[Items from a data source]
▼

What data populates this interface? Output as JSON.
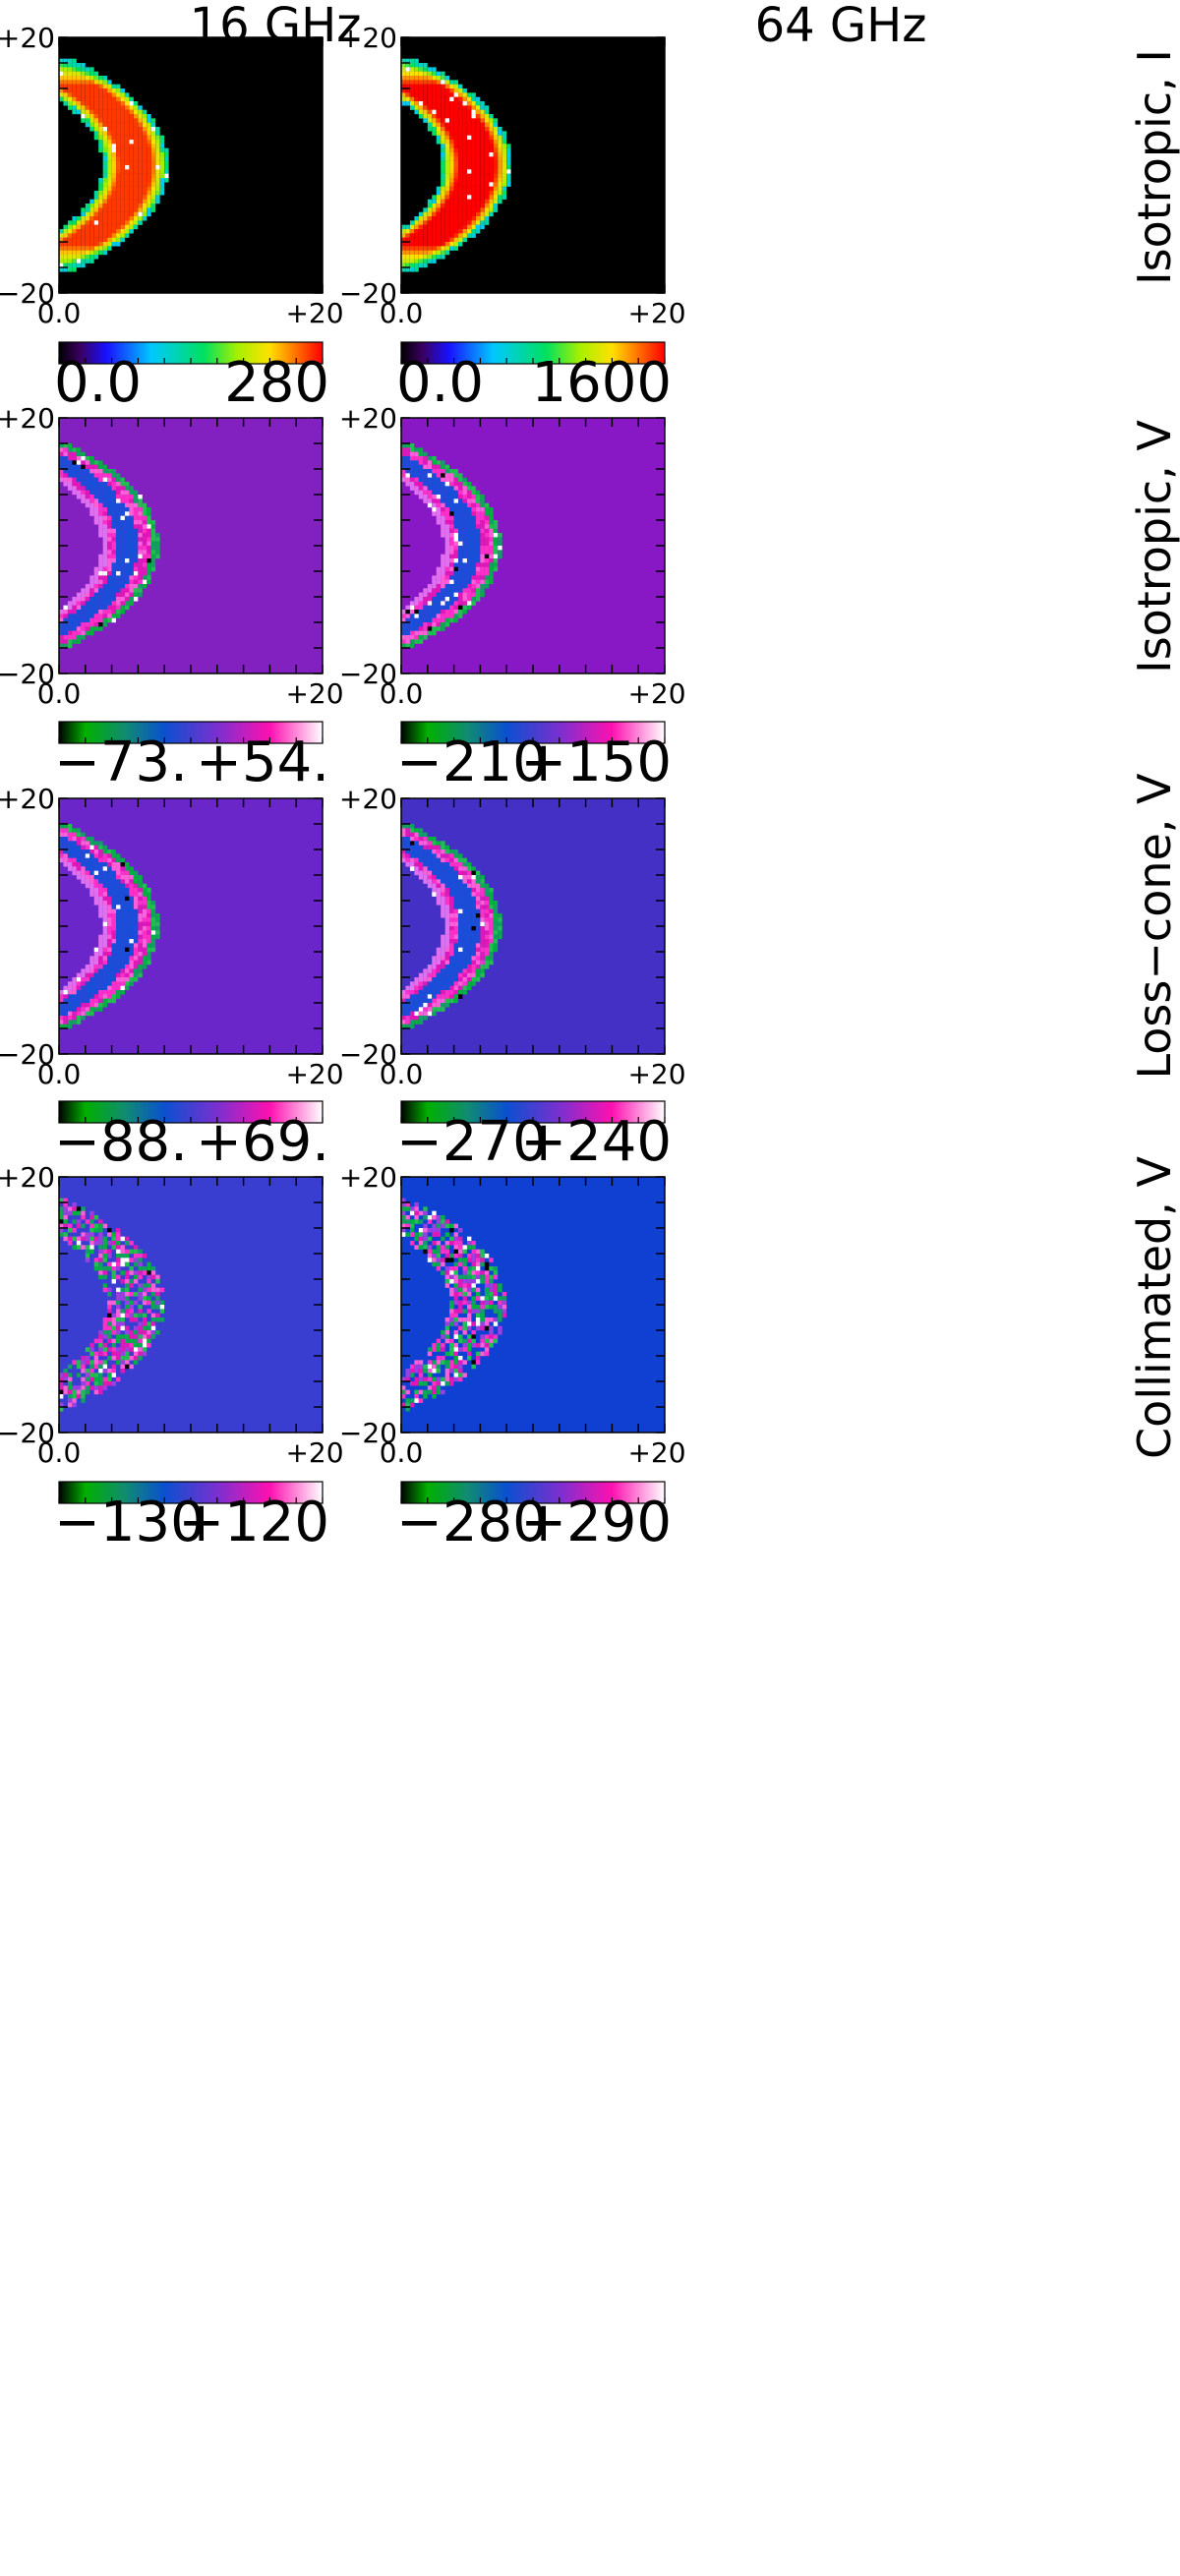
{
  "columns": [
    "16 GHz",
    "64 GHz"
  ],
  "chart_data": [
    {
      "type": "heatmap",
      "row": "Isotropic, I",
      "column": "16 GHz",
      "x_ticks": [
        "0.0",
        "+20"
      ],
      "y_ticks": [
        "+20",
        "−20"
      ],
      "x_range": [
        0,
        20
      ],
      "y_range": [
        -20,
        20
      ],
      "colorbar": {
        "scale": "rainbow",
        "min_label": "0.0",
        "max_label": "280",
        "min": 0,
        "max": 280
      },
      "background_color": "#000000",
      "features": {
        "arc_type": "intensity",
        "inner": 2.5,
        "outer": 5.0,
        "peak_fraction": 0.95
      }
    },
    {
      "type": "heatmap",
      "row": "Isotropic, I",
      "column": "64 GHz",
      "x_ticks": [
        "0.0",
        "+20"
      ],
      "y_ticks": [
        "+20",
        "−20"
      ],
      "x_range": [
        0,
        20
      ],
      "y_range": [
        -20,
        20
      ],
      "colorbar": {
        "scale": "rainbow",
        "min_label": "0.0",
        "max_label": "1600",
        "min": 0,
        "max": 1600
      },
      "background_color": "#000000",
      "features": {
        "arc_type": "intensity",
        "inner": 2.7,
        "outer": 5.2,
        "peak_fraction": 1.0
      }
    },
    {
      "type": "heatmap",
      "row": "Isotropic, V",
      "column": "16 GHz",
      "x_ticks": [
        "0.0",
        "+20"
      ],
      "y_ticks": [
        "+20",
        "−20"
      ],
      "x_range": [
        0,
        20
      ],
      "y_range": [
        -20,
        20
      ],
      "colorbar": {
        "scale": "green-blue-magenta-white",
        "min_label": "−73.",
        "max_label": "+54.",
        "min": -73,
        "max": 54
      },
      "background_color": "#8220c0",
      "features": {
        "arc_type": "banded"
      }
    },
    {
      "type": "heatmap",
      "row": "Isotropic, V",
      "column": "64 GHz",
      "x_ticks": [
        "0.0",
        "+20"
      ],
      "y_ticks": [
        "+20",
        "−20"
      ],
      "x_range": [
        0,
        20
      ],
      "y_range": [
        -20,
        20
      ],
      "colorbar": {
        "scale": "green-blue-magenta-white",
        "min_label": "−210",
        "max_label": "+150",
        "min": -210,
        "max": 150
      },
      "background_color": "#8818c6",
      "features": {
        "arc_type": "banded"
      }
    },
    {
      "type": "heatmap",
      "row": "Loss−cone, V",
      "column": "16 GHz",
      "x_ticks": [
        "0.0",
        "+20"
      ],
      "y_ticks": [
        "+20",
        "−20"
      ],
      "x_range": [
        0,
        20
      ],
      "y_range": [
        -20,
        20
      ],
      "colorbar": {
        "scale": "green-blue-magenta-white",
        "min_label": "−88.",
        "max_label": "+69.",
        "min": -88,
        "max": 69
      },
      "background_color": "#6a26c8",
      "features": {
        "arc_type": "banded"
      }
    },
    {
      "type": "heatmap",
      "row": "Loss−cone, V",
      "column": "64 GHz",
      "x_ticks": [
        "0.0",
        "+20"
      ],
      "y_ticks": [
        "+20",
        "−20"
      ],
      "x_range": [
        0,
        20
      ],
      "y_range": [
        -20,
        20
      ],
      "colorbar": {
        "scale": "green-blue-magenta-white",
        "min_label": "−270",
        "max_label": "+240",
        "min": -270,
        "max": 240
      },
      "background_color": "#4430c4",
      "features": {
        "arc_type": "banded"
      }
    },
    {
      "type": "heatmap",
      "row": "Collimated, V",
      "column": "16 GHz",
      "x_ticks": [
        "0.0",
        "+20"
      ],
      "y_ticks": [
        "+20",
        "−20"
      ],
      "x_range": [
        0,
        20
      ],
      "y_range": [
        -20,
        20
      ],
      "colorbar": {
        "scale": "green-blue-magenta-white",
        "min_label": "−130",
        "max_label": "+120",
        "min": -130,
        "max": 120
      },
      "background_color": "#3a3ed0",
      "features": {
        "arc_type": "speckled"
      }
    },
    {
      "type": "heatmap",
      "row": "Collimated, V",
      "column": "64 GHz",
      "x_ticks": [
        "0.0",
        "+20"
      ],
      "y_ticks": [
        "+20",
        "−20"
      ],
      "x_range": [
        0,
        20
      ],
      "y_range": [
        -20,
        20
      ],
      "colorbar": {
        "scale": "green-blue-magenta-white",
        "min_label": "−280",
        "max_label": "+290",
        "min": -280,
        "max": 290
      },
      "background_color": "#1040d2",
      "features": {
        "arc_type": "speckled"
      }
    }
  ]
}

▲

[Aim] Quote the preceding listing precisely and completely, omitting its images.

[Completed task]
What data populates this interface? Output as JSON.
{
  "columns": [
    "16 GHz",
    "64 GHz"
  ],
  "chart_data": [
    {
      "type": "heatmap",
      "row": "Isotropic, I",
      "column": "16 GHz",
      "x_ticks": [
        "0.0",
        "+20"
      ],
      "y_ticks": [
        "+20",
        "−20"
      ],
      "x_range": [
        0,
        20
      ],
      "y_range": [
        -20,
        20
      ],
      "colorbar": {
        "scale": "rainbow",
        "min_label": "0.0",
        "max_label": "280",
        "min": 0,
        "max": 280
      },
      "background_color": "#000000",
      "features": {
        "arc_type": "intensity",
        "inner": 2.5,
        "outer": 5.0,
        "peak_fraction": 0.95
      }
    },
    {
      "type": "heatmap",
      "row": "Isotropic, I",
      "column": "64 GHz",
      "x_ticks": [
        "0.0",
        "+20"
      ],
      "y_ticks": [
        "+20",
        "−20"
      ],
      "x_range": [
        0,
        20
      ],
      "y_range": [
        -20,
        20
      ],
      "colorbar": {
        "scale": "rainbow",
        "min_label": "0.0",
        "max_label": "1600",
        "min": 0,
        "max": 1600
      },
      "background_color": "#000000",
      "features": {
        "arc_type": "intensity",
        "inner": 2.7,
        "outer": 5.2,
        "peak_fraction": 1.0
      }
    },
    {
      "type": "heatmap",
      "row": "Isotropic, V",
      "column": "16 GHz",
      "x_ticks": [
        "0.0",
        "+20"
      ],
      "y_ticks": [
        "+20",
        "−20"
      ],
      "x_range": [
        0,
        20
      ],
      "y_range": [
        -20,
        20
      ],
      "colorbar": {
        "scale": "green-blue-magenta-white",
        "min_label": "−73.",
        "max_label": "+54.",
        "min": -73,
        "max": 54
      },
      "background_color": "#8220c0",
      "features": {
        "arc_type": "banded"
      }
    },
    {
      "type": "heatmap",
      "row": "Isotropic, V",
      "column": "64 GHz",
      "x_ticks": [
        "0.0",
        "+20"
      ],
      "y_ticks": [
        "+20",
        "−20"
      ],
      "x_range": [
        0,
        20
      ],
      "y_range": [
        -20,
        20
      ],
      "colorbar": {
        "scale": "green-blue-magenta-white",
        "min_label": "−210",
        "max_label": "+150",
        "min": -210,
        "max": 150
      },
      "background_color": "#8818c6",
      "features": {
        "arc_type": "banded"
      }
    },
    {
      "type": "heatmap",
      "row": "Loss−cone, V",
      "column": "16 GHz",
      "x_ticks": [
        "0.0",
        "+20"
      ],
      "y_ticks": [
        "+20",
        "−20"
      ],
      "x_range": [
        0,
        20
      ],
      "y_range": [
        -20,
        20
      ],
      "colorbar": {
        "scale": "green-blue-magenta-white",
        "min_label": "−88.",
        "max_label": "+69.",
        "min": -88,
        "max": 69
      },
      "background_color": "#6a26c8",
      "features": {
        "arc_type": "banded"
      }
    },
    {
      "type": "heatmap",
      "row": "Loss−cone, V",
      "column": "64 GHz",
      "x_ticks": [
        "0.0",
        "+20"
      ],
      "y_ticks": [
        "+20",
        "−20"
      ],
      "x_range": [
        0,
        20
      ],
      "y_range": [
        -20,
        20
      ],
      "colorbar": {
        "scale": "green-blue-magenta-white",
        "min_label": "−270",
        "max_label": "+240",
        "min": -270,
        "max": 240
      },
      "background_color": "#4430c4",
      "features": {
        "arc_type": "banded"
      }
    },
    {
      "type": "heatmap",
      "row": "Collimated, V",
      "column": "16 GHz",
      "x_ticks": [
        "0.0",
        "+20"
      ],
      "y_ticks": [
        "+20",
        "−20"
      ],
      "x_range": [
        0,
        20
      ],
      "y_range": [
        -20,
        20
      ],
      "colorbar": {
        "scale": "green-blue-magenta-white",
        "min_label": "−130",
        "max_label": "+120",
        "min": -130,
        "max": 120
      },
      "background_color": "#3a3ed0",
      "features": {
        "arc_type": "speckled"
      }
    },
    {
      "type": "heatmap",
      "row": "Collimated, V",
      "column": "64 GHz",
      "x_ticks": [
        "0.0",
        "+20"
      ],
      "y_ticks": [
        "+20",
        "−20"
      ],
      "x_range": [
        0,
        20
      ],
      "y_range": [
        -20,
        20
      ],
      "colorbar": {
        "scale": "green-blue-magenta-white",
        "min_label": "−280",
        "max_label": "+290",
        "min": -280,
        "max": 290
      },
      "background_color": "#1040d2",
      "features": {
        "arc_type": "speckled"
      }
    }
  ]
}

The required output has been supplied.